[Given problem]
Write out the material exactly, leaving every picture behind.

--- Stored data ---

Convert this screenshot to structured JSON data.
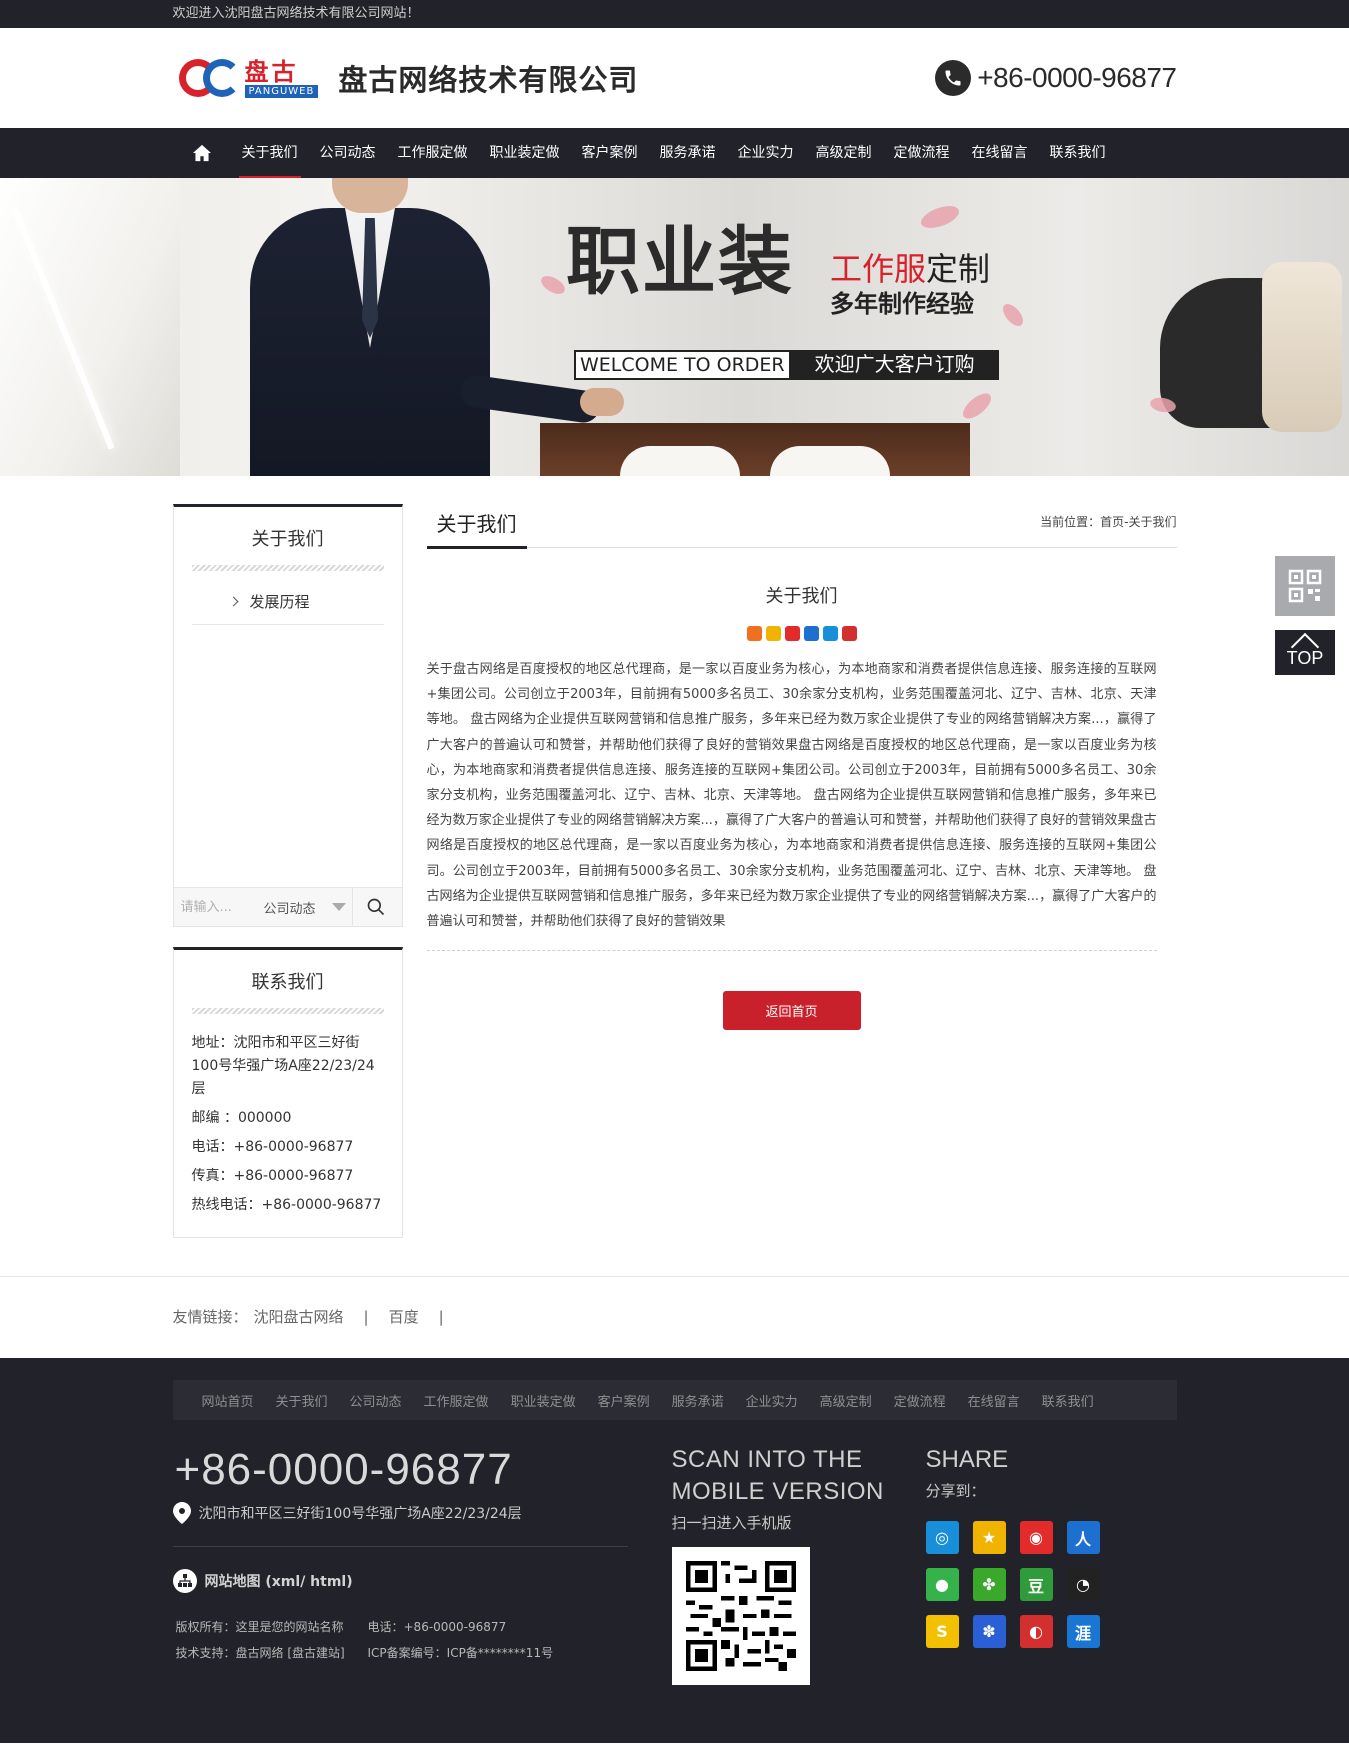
{
  "topbar": {
    "welcome": "欢迎进入沈阳盘古网络技术有限公司网站！"
  },
  "header": {
    "logo_cn": "盘古",
    "logo_en": "PANGUWEB",
    "company_name": "盘古网络技术有限公司",
    "hotline": "+86-0000-96877",
    "phone_icon": "phone-icon"
  },
  "nav": {
    "home_icon": "home-icon",
    "items": [
      "关于我们",
      "公司动态",
      "工作服定做",
      "职业装定做",
      "客户案例",
      "服务承诺",
      "企业实力",
      "高级定制",
      "定做流程",
      "在线留言",
      "联系我们"
    ],
    "active_index": 0
  },
  "banner": {
    "headline": "职业装",
    "sub_red": "工作服",
    "sub_black": "定制",
    "sub2": "多年制作经验",
    "welcome_en": "WELCOME TO ORDER",
    "welcome_cn": "欢迎广大客户订购"
  },
  "sidebar": {
    "about_title": "关于我们",
    "menu": [
      "发展历程"
    ],
    "search": {
      "placeholder": "请输入...",
      "select_value": "公司动态",
      "button_icon": "search-icon"
    },
    "contact_title": "联系我们",
    "contact": [
      "地址：沈阳市和平区三好街100号华强广场A座22/23/24层",
      "邮编 ：000000",
      "电话：+86-0000-96877",
      "传真：+86-0000-96877",
      "热线电话：+86-0000-96877"
    ]
  },
  "content": {
    "section_title": "关于我们",
    "breadcrumb": "当前位置：首页-关于我们",
    "article_title": "关于我们",
    "share_icons": [
      "more-share-icon",
      "qzone-icon",
      "weibo-icon",
      "renren-icon",
      "tencent-weibo-icon",
      "kaixin-icon"
    ],
    "body": "关于盘古网络是百度授权的地区总代理商，是一家以百度业务为核心，为本地商家和消费者提供信息连接、服务连接的互联网+集团公司。公司创立于2003年，目前拥有5000多名员工、30余家分支机构，业务范围覆盖河北、辽宁、吉林、北京、天津等地。 盘古网络为企业提供互联网营销和信息推广服务，多年来已经为数万家企业提供了专业的网络营销解决方案...，赢得了广大客户的普遍认可和赞誉，并帮助他们获得了良好的营销效果盘古网络是百度授权的地区总代理商，是一家以百度业务为核心，为本地商家和消费者提供信息连接、服务连接的互联网+集团公司。公司创立于2003年，目前拥有5000多名员工、30余家分支机构，业务范围覆盖河北、辽宁、吉林、北京、天津等地。 盘古网络为企业提供互联网营销和信息推广服务，多年来已经为数万家企业提供了专业的网络营销解决方案...，赢得了广大客户的普遍认可和赞誉，并帮助他们获得了良好的营销效果盘古网络是百度授权的地区总代理商，是一家以百度业务为核心，为本地商家和消费者提供信息连接、服务连接的互联网+集团公司。公司创立于2003年，目前拥有5000多名员工、30余家分支机构，业务范围覆盖河北、辽宁、吉林、北京、天津等地。 盘古网络为企业提供互联网营销和信息推广服务，多年来已经为数万家企业提供了专业的网络营销解决方案...，赢得了广大客户的普遍认可和赞誉，并帮助他们获得了良好的营销效果",
    "back_button": "返回首页"
  },
  "float": {
    "qr_icon": "qr-code-icon",
    "top_label": "TOP"
  },
  "links": {
    "label": "友情链接：",
    "items": [
      "沈阳盘古网络",
      "百度"
    ]
  },
  "footer": {
    "nav": [
      "网站首页",
      "关于我们",
      "公司动态",
      "工作服定做",
      "职业装定做",
      "客户案例",
      "服务承诺",
      "企业实力",
      "高级定制",
      "定做流程",
      "在线留言",
      "联系我们"
    ],
    "phone": "+86-0000-96877",
    "address": "沈阳市和平区三好街100号华强广场A座22/23/24层",
    "sitemap": "网站地图 (xml/ html)",
    "copyright": "版权所有：这里是您的网站名称",
    "tel": "电话：+86-0000-96877",
    "support": "技术支持：盘古网络 [盘古建站]",
    "icp": "ICP备案编号：ICP备********11号",
    "scan_title_1": "SCAN INTO THE",
    "scan_title_2": "MOBILE VERSION",
    "scan_sub": "扫一扫进入手机版",
    "share_title": "SHARE",
    "share_sub": "分享到：",
    "share_icons": [
      "tencent-weibo-icon",
      "qzone-icon",
      "weibo-icon",
      "renren-icon",
      "wechat-icon",
      "kaixin-icon",
      "douban-icon",
      "qq-icon",
      "sohu-icon",
      "baidu-icon",
      "netease-icon",
      "huiyou-icon"
    ],
    "share_colors": [
      "#1a8fd9",
      "#f0b400",
      "#e42b2b",
      "#1d6fd0",
      "#36b24a",
      "#3aa82a",
      "#2f9b3a",
      "#222222",
      "#f3c000",
      "#2a5fd6",
      "#d32f2f",
      "#1976d2"
    ]
  }
}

---

[Task output]
Convert this screenshot to structured JSON data.
{
  "topbar": {
    "welcome": "欢迎进入沈阳盘古网络技术有限公司网站！"
  },
  "header": {
    "logo_cn": "盘古",
    "logo_en": "PANGUWEB",
    "company_name": "盘古网络技术有限公司",
    "hotline": "+86-0000-96877",
    "phone_icon": "phone-icon"
  },
  "nav": {
    "home_icon": "home-icon",
    "items": [
      "关于我们",
      "公司动态",
      "工作服定做",
      "职业装定做",
      "客户案例",
      "服务承诺",
      "企业实力",
      "高级定制",
      "定做流程",
      "在线留言",
      "联系我们"
    ],
    "active_index": 0
  },
  "banner": {
    "headline": "职业装",
    "sub_red": "工作服",
    "sub_black": "定制",
    "sub2": "多年制作经验",
    "welcome_en": "WELCOME TO ORDER",
    "welcome_cn": "欢迎广大客户订购"
  },
  "sidebar": {
    "about_title": "关于我们",
    "menu": [
      "发展历程"
    ],
    "search": {
      "placeholder": "请输入...",
      "select_value": "公司动态",
      "button_icon": "search-icon"
    },
    "contact_title": "联系我们",
    "contact": [
      "地址：沈阳市和平区三好街100号华强广场A座22/23/24层",
      "邮编 ：000000",
      "电话：+86-0000-96877",
      "传真：+86-0000-96877",
      "热线电话：+86-0000-96877"
    ]
  },
  "content": {
    "section_title": "关于我们",
    "breadcrumb": "当前位置：首页-关于我们",
    "article_title": "关于我们",
    "share_icons": [
      "more-share-icon",
      "qzone-icon",
      "weibo-icon",
      "renren-icon",
      "tencent-weibo-icon",
      "kaixin-icon"
    ],
    "body": "关于盘古网络是百度授权的地区总代理商，是一家以百度业务为核心，为本地商家和消费者提供信息连接、服务连接的互联网+集团公司。公司创立于2003年，目前拥有5000多名员工、30余家分支机构，业务范围覆盖河北、辽宁、吉林、北京、天津等地。 盘古网络为企业提供互联网营销和信息推广服务，多年来已经为数万家企业提供了专业的网络营销解决方案...，赢得了广大客户的普遍认可和赞誉，并帮助他们获得了良好的营销效果盘古网络是百度授权的地区总代理商，是一家以百度业务为核心，为本地商家和消费者提供信息连接、服务连接的互联网+集团公司。公司创立于2003年，目前拥有5000多名员工、30余家分支机构，业务范围覆盖河北、辽宁、吉林、北京、天津等地。 盘古网络为企业提供互联网营销和信息推广服务，多年来已经为数万家企业提供了专业的网络营销解决方案...，赢得了广大客户的普遍认可和赞誉，并帮助他们获得了良好的营销效果盘古网络是百度授权的地区总代理商，是一家以百度业务为核心，为本地商家和消费者提供信息连接、服务连接的互联网+集团公司。公司创立于2003年，目前拥有5000多名员工、30余家分支机构，业务范围覆盖河北、辽宁、吉林、北京、天津等地。 盘古网络为企业提供互联网营销和信息推广服务，多年来已经为数万家企业提供了专业的网络营销解决方案...，赢得了广大客户的普遍认可和赞誉，并帮助他们获得了良好的营销效果",
    "back_button": "返回首页"
  },
  "float": {
    "qr_icon": "qr-code-icon",
    "top_label": "TOP"
  },
  "links": {
    "label": "友情链接：",
    "items": [
      "沈阳盘古网络",
      "百度"
    ]
  },
  "footer": {
    "nav": [
      "网站首页",
      "关于我们",
      "公司动态",
      "工作服定做",
      "职业装定做",
      "客户案例",
      "服务承诺",
      "企业实力",
      "高级定制",
      "定做流程",
      "在线留言",
      "联系我们"
    ],
    "phone": "+86-0000-96877",
    "address": "沈阳市和平区三好街100号华强广场A座22/23/24层",
    "sitemap": "网站地图 (xml/ html)",
    "copyright": "版权所有：这里是您的网站名称",
    "tel": "电话：+86-0000-96877",
    "support": "技术支持：盘古网络 [盘古建站]",
    "icp": "ICP备案编号：ICP备********11号",
    "scan_title_1": "SCAN INTO THE",
    "scan_title_2": "MOBILE VERSION",
    "scan_sub": "扫一扫进入手机版",
    "share_title": "SHARE",
    "share_sub": "分享到：",
    "share_icons": [
      "tencent-weibo-icon",
      "qzone-icon",
      "weibo-icon",
      "renren-icon",
      "wechat-icon",
      "kaixin-icon",
      "douban-icon",
      "qq-icon",
      "sohu-icon",
      "baidu-icon",
      "netease-icon",
      "huiyou-icon"
    ],
    "share_colors": [
      "#1a8fd9",
      "#f0b400",
      "#e42b2b",
      "#1d6fd0",
      "#36b24a",
      "#3aa82a",
      "#2f9b3a",
      "#222222",
      "#f3c000",
      "#2a5fd6",
      "#d32f2f",
      "#1976d2"
    ]
  }
}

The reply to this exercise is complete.